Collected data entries
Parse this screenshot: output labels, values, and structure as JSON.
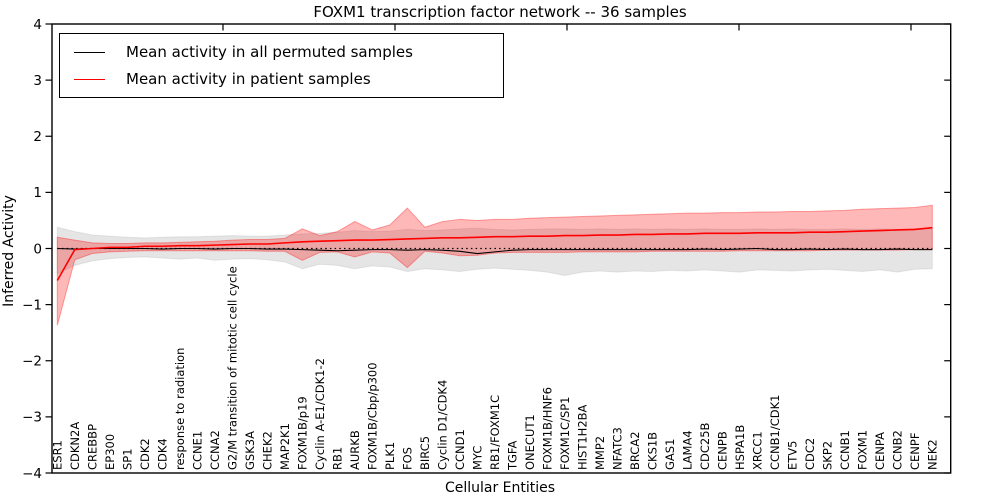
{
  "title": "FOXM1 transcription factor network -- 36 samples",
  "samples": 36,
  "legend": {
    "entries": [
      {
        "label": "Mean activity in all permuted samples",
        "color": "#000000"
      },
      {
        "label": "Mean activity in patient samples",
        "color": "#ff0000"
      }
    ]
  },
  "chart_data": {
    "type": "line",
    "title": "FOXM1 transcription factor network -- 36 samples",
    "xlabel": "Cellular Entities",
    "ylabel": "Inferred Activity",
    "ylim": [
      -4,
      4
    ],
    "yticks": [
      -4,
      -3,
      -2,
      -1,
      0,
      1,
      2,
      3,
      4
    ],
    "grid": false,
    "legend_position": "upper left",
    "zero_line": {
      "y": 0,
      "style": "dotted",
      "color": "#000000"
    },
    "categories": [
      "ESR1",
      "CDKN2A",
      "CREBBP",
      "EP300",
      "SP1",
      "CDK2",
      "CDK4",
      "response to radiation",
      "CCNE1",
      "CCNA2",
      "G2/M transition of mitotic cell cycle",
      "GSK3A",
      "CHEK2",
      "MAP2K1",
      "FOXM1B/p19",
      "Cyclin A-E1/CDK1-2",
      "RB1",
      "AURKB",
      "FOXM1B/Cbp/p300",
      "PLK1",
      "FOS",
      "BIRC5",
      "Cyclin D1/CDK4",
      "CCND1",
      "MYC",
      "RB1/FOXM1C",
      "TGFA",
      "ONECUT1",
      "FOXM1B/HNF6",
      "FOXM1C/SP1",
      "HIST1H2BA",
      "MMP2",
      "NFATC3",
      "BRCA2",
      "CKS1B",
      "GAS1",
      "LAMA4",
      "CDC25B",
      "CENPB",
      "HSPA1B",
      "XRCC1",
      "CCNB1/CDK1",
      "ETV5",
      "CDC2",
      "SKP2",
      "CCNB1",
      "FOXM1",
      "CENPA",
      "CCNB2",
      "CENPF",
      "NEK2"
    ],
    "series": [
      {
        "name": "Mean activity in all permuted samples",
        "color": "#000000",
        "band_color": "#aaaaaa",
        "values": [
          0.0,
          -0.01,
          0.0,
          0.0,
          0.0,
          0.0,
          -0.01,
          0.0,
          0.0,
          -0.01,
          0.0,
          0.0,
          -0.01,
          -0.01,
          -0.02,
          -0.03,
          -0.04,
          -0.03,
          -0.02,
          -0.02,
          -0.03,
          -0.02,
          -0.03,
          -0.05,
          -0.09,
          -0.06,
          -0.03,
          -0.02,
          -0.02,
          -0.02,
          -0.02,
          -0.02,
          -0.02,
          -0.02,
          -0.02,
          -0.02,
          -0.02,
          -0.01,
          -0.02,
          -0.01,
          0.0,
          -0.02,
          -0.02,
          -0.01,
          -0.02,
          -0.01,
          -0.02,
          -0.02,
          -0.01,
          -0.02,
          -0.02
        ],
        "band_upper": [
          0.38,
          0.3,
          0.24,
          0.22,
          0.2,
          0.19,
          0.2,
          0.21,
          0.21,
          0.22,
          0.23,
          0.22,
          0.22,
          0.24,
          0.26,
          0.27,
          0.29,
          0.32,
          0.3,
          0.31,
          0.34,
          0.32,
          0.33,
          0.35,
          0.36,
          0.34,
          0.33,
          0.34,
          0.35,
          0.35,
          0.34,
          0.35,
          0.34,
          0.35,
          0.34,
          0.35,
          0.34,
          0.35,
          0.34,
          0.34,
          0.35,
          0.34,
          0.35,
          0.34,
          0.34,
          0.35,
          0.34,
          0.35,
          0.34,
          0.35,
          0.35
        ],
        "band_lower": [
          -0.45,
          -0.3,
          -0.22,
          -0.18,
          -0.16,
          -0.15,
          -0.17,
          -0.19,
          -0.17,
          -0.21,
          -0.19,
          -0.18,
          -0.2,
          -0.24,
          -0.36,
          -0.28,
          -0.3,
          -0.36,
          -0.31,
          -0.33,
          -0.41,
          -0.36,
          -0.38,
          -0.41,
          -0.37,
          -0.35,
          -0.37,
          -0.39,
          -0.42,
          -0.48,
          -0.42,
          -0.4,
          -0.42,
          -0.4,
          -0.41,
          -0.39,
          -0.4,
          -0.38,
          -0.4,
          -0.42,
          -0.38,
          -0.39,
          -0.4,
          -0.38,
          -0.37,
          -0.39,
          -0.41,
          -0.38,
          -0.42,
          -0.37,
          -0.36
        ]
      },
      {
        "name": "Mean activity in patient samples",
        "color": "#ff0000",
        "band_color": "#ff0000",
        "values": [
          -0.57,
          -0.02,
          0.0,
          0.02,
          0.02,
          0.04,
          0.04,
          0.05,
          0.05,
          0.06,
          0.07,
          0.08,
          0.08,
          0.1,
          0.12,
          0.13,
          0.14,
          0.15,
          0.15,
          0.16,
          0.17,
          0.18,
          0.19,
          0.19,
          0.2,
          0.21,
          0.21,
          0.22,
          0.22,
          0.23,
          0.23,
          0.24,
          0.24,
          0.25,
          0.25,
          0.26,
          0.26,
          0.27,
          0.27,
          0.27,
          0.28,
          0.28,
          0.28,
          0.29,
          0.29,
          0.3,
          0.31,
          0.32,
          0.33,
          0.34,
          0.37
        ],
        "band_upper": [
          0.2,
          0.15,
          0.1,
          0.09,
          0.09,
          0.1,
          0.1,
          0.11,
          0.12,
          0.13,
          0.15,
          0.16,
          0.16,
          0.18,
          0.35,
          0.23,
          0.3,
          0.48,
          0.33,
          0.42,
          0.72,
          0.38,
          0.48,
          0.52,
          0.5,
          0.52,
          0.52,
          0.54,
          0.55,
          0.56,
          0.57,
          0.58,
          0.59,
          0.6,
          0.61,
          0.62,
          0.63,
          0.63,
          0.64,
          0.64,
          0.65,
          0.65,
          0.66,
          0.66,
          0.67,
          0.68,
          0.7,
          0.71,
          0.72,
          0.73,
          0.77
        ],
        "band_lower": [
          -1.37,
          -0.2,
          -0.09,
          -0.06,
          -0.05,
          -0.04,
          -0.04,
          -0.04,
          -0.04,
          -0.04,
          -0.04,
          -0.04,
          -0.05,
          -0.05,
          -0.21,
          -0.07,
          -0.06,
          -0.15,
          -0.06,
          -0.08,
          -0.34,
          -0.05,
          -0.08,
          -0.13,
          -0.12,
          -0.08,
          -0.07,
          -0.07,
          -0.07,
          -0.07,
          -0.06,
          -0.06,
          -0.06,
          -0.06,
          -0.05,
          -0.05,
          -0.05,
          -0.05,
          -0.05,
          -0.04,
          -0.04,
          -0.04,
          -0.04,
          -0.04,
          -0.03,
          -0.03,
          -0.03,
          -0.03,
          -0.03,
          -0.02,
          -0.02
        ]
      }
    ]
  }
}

— Goal —
Your copy should match the entries exactly, minus the pictures.

— Written answer —
Parse this screenshot: output labels, values, and structure as JSON.
{
  "title": "FOXM1 transcription factor network -- 36 samples",
  "samples": 36,
  "legend": {
    "entries": [
      {
        "label": "Mean activity in all permuted samples",
        "color": "#000000"
      },
      {
        "label": "Mean activity in patient samples",
        "color": "#ff0000"
      }
    ]
  },
  "chart_data": {
    "type": "line",
    "title": "FOXM1 transcription factor network -- 36 samples",
    "xlabel": "Cellular Entities",
    "ylabel": "Inferred Activity",
    "ylim": [
      -4,
      4
    ],
    "yticks": [
      -4,
      -3,
      -2,
      -1,
      0,
      1,
      2,
      3,
      4
    ],
    "grid": false,
    "legend_position": "upper left",
    "zero_line": {
      "y": 0,
      "style": "dotted",
      "color": "#000000"
    },
    "categories": [
      "ESR1",
      "CDKN2A",
      "CREBBP",
      "EP300",
      "SP1",
      "CDK2",
      "CDK4",
      "response to radiation",
      "CCNE1",
      "CCNA2",
      "G2/M transition of mitotic cell cycle",
      "GSK3A",
      "CHEK2",
      "MAP2K1",
      "FOXM1B/p19",
      "Cyclin A-E1/CDK1-2",
      "RB1",
      "AURKB",
      "FOXM1B/Cbp/p300",
      "PLK1",
      "FOS",
      "BIRC5",
      "Cyclin D1/CDK4",
      "CCND1",
      "MYC",
      "RB1/FOXM1C",
      "TGFA",
      "ONECUT1",
      "FOXM1B/HNF6",
      "FOXM1C/SP1",
      "HIST1H2BA",
      "MMP2",
      "NFATC3",
      "BRCA2",
      "CKS1B",
      "GAS1",
      "LAMA4",
      "CDC25B",
      "CENPB",
      "HSPA1B",
      "XRCC1",
      "CCNB1/CDK1",
      "ETV5",
      "CDC2",
      "SKP2",
      "CCNB1",
      "FOXM1",
      "CENPA",
      "CCNB2",
      "CENPF",
      "NEK2"
    ],
    "series": [
      {
        "name": "Mean activity in all permuted samples",
        "color": "#000000",
        "band_color": "#aaaaaa",
        "values": [
          0.0,
          -0.01,
          0.0,
          0.0,
          0.0,
          0.0,
          -0.01,
          0.0,
          0.0,
          -0.01,
          0.0,
          0.0,
          -0.01,
          -0.01,
          -0.02,
          -0.03,
          -0.04,
          -0.03,
          -0.02,
          -0.02,
          -0.03,
          -0.02,
          -0.03,
          -0.05,
          -0.09,
          -0.06,
          -0.03,
          -0.02,
          -0.02,
          -0.02,
          -0.02,
          -0.02,
          -0.02,
          -0.02,
          -0.02,
          -0.02,
          -0.02,
          -0.01,
          -0.02,
          -0.01,
          0.0,
          -0.02,
          -0.02,
          -0.01,
          -0.02,
          -0.01,
          -0.02,
          -0.02,
          -0.01,
          -0.02,
          -0.02
        ],
        "band_upper": [
          0.38,
          0.3,
          0.24,
          0.22,
          0.2,
          0.19,
          0.2,
          0.21,
          0.21,
          0.22,
          0.23,
          0.22,
          0.22,
          0.24,
          0.26,
          0.27,
          0.29,
          0.32,
          0.3,
          0.31,
          0.34,
          0.32,
          0.33,
          0.35,
          0.36,
          0.34,
          0.33,
          0.34,
          0.35,
          0.35,
          0.34,
          0.35,
          0.34,
          0.35,
          0.34,
          0.35,
          0.34,
          0.35,
          0.34,
          0.34,
          0.35,
          0.34,
          0.35,
          0.34,
          0.34,
          0.35,
          0.34,
          0.35,
          0.34,
          0.35,
          0.35
        ],
        "band_lower": [
          -0.45,
          -0.3,
          -0.22,
          -0.18,
          -0.16,
          -0.15,
          -0.17,
          -0.19,
          -0.17,
          -0.21,
          -0.19,
          -0.18,
          -0.2,
          -0.24,
          -0.36,
          -0.28,
          -0.3,
          -0.36,
          -0.31,
          -0.33,
          -0.41,
          -0.36,
          -0.38,
          -0.41,
          -0.37,
          -0.35,
          -0.37,
          -0.39,
          -0.42,
          -0.48,
          -0.42,
          -0.4,
          -0.42,
          -0.4,
          -0.41,
          -0.39,
          -0.4,
          -0.38,
          -0.4,
          -0.42,
          -0.38,
          -0.39,
          -0.4,
          -0.38,
          -0.37,
          -0.39,
          -0.41,
          -0.38,
          -0.42,
          -0.37,
          -0.36
        ]
      },
      {
        "name": "Mean activity in patient samples",
        "color": "#ff0000",
        "band_color": "#ff0000",
        "values": [
          -0.57,
          -0.02,
          0.0,
          0.02,
          0.02,
          0.04,
          0.04,
          0.05,
          0.05,
          0.06,
          0.07,
          0.08,
          0.08,
          0.1,
          0.12,
          0.13,
          0.14,
          0.15,
          0.15,
          0.16,
          0.17,
          0.18,
          0.19,
          0.19,
          0.2,
          0.21,
          0.21,
          0.22,
          0.22,
          0.23,
          0.23,
          0.24,
          0.24,
          0.25,
          0.25,
          0.26,
          0.26,
          0.27,
          0.27,
          0.27,
          0.28,
          0.28,
          0.28,
          0.29,
          0.29,
          0.3,
          0.31,
          0.32,
          0.33,
          0.34,
          0.37
        ],
        "band_upper": [
          0.2,
          0.15,
          0.1,
          0.09,
          0.09,
          0.1,
          0.1,
          0.11,
          0.12,
          0.13,
          0.15,
          0.16,
          0.16,
          0.18,
          0.35,
          0.23,
          0.3,
          0.48,
          0.33,
          0.42,
          0.72,
          0.38,
          0.48,
          0.52,
          0.5,
          0.52,
          0.52,
          0.54,
          0.55,
          0.56,
          0.57,
          0.58,
          0.59,
          0.6,
          0.61,
          0.62,
          0.63,
          0.63,
          0.64,
          0.64,
          0.65,
          0.65,
          0.66,
          0.66,
          0.67,
          0.68,
          0.7,
          0.71,
          0.72,
          0.73,
          0.77
        ],
        "band_lower": [
          -1.37,
          -0.2,
          -0.09,
          -0.06,
          -0.05,
          -0.04,
          -0.04,
          -0.04,
          -0.04,
          -0.04,
          -0.04,
          -0.04,
          -0.05,
          -0.05,
          -0.21,
          -0.07,
          -0.06,
          -0.15,
          -0.06,
          -0.08,
          -0.34,
          -0.05,
          -0.08,
          -0.13,
          -0.12,
          -0.08,
          -0.07,
          -0.07,
          -0.07,
          -0.07,
          -0.06,
          -0.06,
          -0.06,
          -0.06,
          -0.05,
          -0.05,
          -0.05,
          -0.05,
          -0.05,
          -0.04,
          -0.04,
          -0.04,
          -0.04,
          -0.04,
          -0.03,
          -0.03,
          -0.03,
          -0.03,
          -0.03,
          -0.02,
          -0.02
        ]
      }
    ]
  }
}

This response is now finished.